That anger is all around us. In the insurgency of the SNP in Scotland. In the four million votes for UKIP in the General Election. In the election of Jeremy Corbyn as Labour leader. But it is of a very particular populist type. There is a three-step argument for any problem. First, an angry statement—“this is wrong”. Second, a passionate assertion—“this must change”. Third, conclusion in a promise—“this will change”. What is never stated is how things will change, outside, that is, of a totalising change like independence, Brexit or nationalisation. Anger is not channelled or converted into action. It is merely banked, like peat in a fire.
So, we come to Google. As ever, Osborne’s defining characteristic is that he is too clever by half. He wants to assuage public concern that multinational companies pay to little tax and attempts to do so by announcing that Her Majesty’s Revenue and Customs (HMRC) have come to an agreement on tax owed by Google. This is, of course, not of his doing and none of his business. Tax authorities are rightly independent of government; it is in corrupt and totalitarian states that they are the apparatus of political force. Governments propose tax laws, parliaments pass them, HMRC enforces them. But Osborne didn’t want to stop people being angry. He wanted a kick at the Labour Party on the way through as well. So the Chancellor, followed by the Prime Minister, has claimed to have collected taxes that Labour left uncollected. Well, it is a matter for HMRC not individual governments to enforce tax liabilities, a fact behind which Osborne tried to shelter when called on to defend the amount of tax Google actually paid in the UK. But having “nationalised” the credit, he couldn’t outsource the blame.
This would all be a delicious irony if it weren’t for the fact that this whole row ends up further blackening the name of the system that provides our food and drink, our health and wealth, our schools and hospitals: capitalism. I said earlier that the public is confused as well as angry, and they are. There is a view abroad that companies are, in some way, a source of free money and that they are hiding resources that could otherwise be painlessly taken from them and give us all a pain-free public spending bonanza. Osborne’s antics over Google encourage this dangerous fiction. In the end, companies have shareholders, workers and customers. If you tax them more then they will reduce dividends to shareholders—mainly pension funds, so most of us eventually. Or they will cut wages—other real people. Or they will raise prices—which hits all of us eventually. Just as the Bank of England has no magic money tree to fund public spending, so companies aren’t a magic porridge pot of cash that can be seized at will.
Google are currently innocent bystanders in a battle between George Osborne and John McDonnell to see who can do most damage to the reputation of the system by which we live and prosper: capitalism. Currently Osborne is winning and we are all losing.

→ **WORK INSTRUCTIONS**
**a.** According to the passage on Osborne and Google, what three responses might companies make if they are taxed more?
**b.** Reproduce the passage on Osborne and Google word for word, starting with "Google are currently" and going on through "are all losing.".

→ **EXCERPTED RECORDS**
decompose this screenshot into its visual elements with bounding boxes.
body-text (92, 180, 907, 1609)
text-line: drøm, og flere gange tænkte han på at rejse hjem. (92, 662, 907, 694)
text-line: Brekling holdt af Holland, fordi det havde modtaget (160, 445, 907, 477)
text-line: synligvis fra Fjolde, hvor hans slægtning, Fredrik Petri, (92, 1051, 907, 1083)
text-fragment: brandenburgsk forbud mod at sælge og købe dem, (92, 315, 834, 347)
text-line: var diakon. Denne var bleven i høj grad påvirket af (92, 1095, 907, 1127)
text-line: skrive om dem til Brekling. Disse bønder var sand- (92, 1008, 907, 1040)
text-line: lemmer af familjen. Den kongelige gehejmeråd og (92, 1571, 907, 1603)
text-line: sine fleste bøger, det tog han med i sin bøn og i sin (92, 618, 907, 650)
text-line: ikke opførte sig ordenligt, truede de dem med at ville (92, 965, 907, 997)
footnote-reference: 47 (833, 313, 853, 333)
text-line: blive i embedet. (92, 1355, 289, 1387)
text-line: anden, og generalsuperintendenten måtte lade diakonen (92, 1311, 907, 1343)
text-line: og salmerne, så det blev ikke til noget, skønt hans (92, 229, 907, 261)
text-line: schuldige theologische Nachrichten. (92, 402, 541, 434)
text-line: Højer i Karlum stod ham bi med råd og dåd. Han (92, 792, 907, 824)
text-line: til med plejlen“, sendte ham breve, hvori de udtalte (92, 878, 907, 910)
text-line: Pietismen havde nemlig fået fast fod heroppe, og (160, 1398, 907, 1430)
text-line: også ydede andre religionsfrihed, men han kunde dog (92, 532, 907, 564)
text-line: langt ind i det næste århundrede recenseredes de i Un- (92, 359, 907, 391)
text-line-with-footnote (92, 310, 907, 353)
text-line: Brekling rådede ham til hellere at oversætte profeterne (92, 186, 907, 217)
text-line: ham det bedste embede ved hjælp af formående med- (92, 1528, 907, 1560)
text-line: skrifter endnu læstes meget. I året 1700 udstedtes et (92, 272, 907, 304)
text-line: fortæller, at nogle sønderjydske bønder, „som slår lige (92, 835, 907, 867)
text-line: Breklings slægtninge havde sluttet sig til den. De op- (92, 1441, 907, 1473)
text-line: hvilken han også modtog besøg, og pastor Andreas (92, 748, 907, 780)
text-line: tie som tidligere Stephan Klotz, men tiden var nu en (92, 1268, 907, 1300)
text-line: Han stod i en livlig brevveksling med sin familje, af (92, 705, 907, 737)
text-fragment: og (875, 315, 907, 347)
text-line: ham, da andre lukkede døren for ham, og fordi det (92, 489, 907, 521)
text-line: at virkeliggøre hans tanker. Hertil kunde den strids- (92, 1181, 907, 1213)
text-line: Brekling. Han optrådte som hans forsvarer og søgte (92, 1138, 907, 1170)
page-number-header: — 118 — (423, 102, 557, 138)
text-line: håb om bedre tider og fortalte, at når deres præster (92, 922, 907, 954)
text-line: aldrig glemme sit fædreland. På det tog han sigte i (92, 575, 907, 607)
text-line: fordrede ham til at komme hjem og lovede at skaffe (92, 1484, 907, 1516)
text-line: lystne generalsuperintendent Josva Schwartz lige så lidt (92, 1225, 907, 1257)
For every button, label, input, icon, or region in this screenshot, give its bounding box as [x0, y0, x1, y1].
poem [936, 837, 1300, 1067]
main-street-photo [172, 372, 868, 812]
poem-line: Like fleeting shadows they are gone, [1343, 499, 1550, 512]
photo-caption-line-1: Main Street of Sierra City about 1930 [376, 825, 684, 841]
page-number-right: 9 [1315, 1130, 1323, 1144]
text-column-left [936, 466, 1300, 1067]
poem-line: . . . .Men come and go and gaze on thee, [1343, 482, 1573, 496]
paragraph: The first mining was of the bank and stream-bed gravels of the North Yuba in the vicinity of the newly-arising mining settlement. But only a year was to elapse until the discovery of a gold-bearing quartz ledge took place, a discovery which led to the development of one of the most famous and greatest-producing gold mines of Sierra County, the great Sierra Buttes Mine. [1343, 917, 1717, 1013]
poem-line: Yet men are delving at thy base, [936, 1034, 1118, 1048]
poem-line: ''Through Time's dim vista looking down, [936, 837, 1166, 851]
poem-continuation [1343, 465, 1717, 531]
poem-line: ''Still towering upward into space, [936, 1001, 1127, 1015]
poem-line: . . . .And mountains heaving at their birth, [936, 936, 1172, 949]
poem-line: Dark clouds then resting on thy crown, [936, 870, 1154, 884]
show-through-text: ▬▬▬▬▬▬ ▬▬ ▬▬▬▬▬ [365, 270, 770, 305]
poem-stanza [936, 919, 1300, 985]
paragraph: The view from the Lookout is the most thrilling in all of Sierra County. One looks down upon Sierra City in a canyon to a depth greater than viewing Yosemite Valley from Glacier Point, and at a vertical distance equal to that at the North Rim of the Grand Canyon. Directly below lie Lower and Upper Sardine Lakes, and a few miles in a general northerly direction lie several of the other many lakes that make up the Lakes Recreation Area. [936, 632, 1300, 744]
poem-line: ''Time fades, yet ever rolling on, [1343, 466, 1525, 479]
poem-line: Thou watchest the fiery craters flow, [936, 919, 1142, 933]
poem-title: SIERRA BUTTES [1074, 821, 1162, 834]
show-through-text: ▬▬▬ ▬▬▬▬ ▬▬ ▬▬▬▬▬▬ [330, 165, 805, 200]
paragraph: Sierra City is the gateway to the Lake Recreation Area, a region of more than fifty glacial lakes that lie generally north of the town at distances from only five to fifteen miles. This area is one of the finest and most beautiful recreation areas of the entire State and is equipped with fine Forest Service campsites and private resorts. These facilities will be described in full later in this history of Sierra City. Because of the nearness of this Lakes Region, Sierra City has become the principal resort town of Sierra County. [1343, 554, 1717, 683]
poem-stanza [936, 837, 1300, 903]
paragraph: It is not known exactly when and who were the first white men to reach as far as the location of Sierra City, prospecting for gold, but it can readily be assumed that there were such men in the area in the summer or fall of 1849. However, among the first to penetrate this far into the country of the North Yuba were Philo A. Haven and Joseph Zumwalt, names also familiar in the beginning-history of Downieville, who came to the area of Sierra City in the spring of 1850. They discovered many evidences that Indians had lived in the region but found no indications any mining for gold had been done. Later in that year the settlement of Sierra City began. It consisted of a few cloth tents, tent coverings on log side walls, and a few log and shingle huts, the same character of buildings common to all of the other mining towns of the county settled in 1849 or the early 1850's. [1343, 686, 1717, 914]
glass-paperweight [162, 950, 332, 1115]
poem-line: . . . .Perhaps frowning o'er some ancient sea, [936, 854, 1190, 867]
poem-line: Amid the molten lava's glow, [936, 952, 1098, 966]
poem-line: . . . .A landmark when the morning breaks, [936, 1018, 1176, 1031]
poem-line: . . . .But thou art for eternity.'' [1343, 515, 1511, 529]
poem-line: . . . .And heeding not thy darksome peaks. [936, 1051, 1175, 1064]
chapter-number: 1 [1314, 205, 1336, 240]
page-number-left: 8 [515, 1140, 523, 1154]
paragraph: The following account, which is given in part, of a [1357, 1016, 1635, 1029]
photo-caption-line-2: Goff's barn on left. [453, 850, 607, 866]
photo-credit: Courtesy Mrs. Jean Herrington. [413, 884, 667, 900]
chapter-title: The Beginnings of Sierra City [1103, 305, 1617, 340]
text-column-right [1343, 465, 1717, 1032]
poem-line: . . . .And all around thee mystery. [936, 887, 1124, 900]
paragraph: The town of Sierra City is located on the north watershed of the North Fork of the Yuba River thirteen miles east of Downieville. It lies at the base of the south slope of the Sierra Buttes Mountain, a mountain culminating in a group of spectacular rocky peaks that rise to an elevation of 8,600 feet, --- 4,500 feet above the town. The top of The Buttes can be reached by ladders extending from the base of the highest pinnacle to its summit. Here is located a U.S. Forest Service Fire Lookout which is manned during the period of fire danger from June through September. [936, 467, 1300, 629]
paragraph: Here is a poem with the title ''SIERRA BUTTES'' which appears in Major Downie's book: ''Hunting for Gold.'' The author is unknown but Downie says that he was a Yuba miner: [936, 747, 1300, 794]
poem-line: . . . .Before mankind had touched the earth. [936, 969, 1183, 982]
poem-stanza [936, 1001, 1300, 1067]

→ **ANSWERS TO THE PROBLEMS**
**a.**
- Reduce dividends to shareholders
- Cut wages
- Raise prices

**b.**
Google are currently innocent bystanders in a battle between George Osborne and John McDonnell to see who can do most damage to the reputation of the system by which we live and prosper: capitalism. Currently Osborne is winning and we are all losing.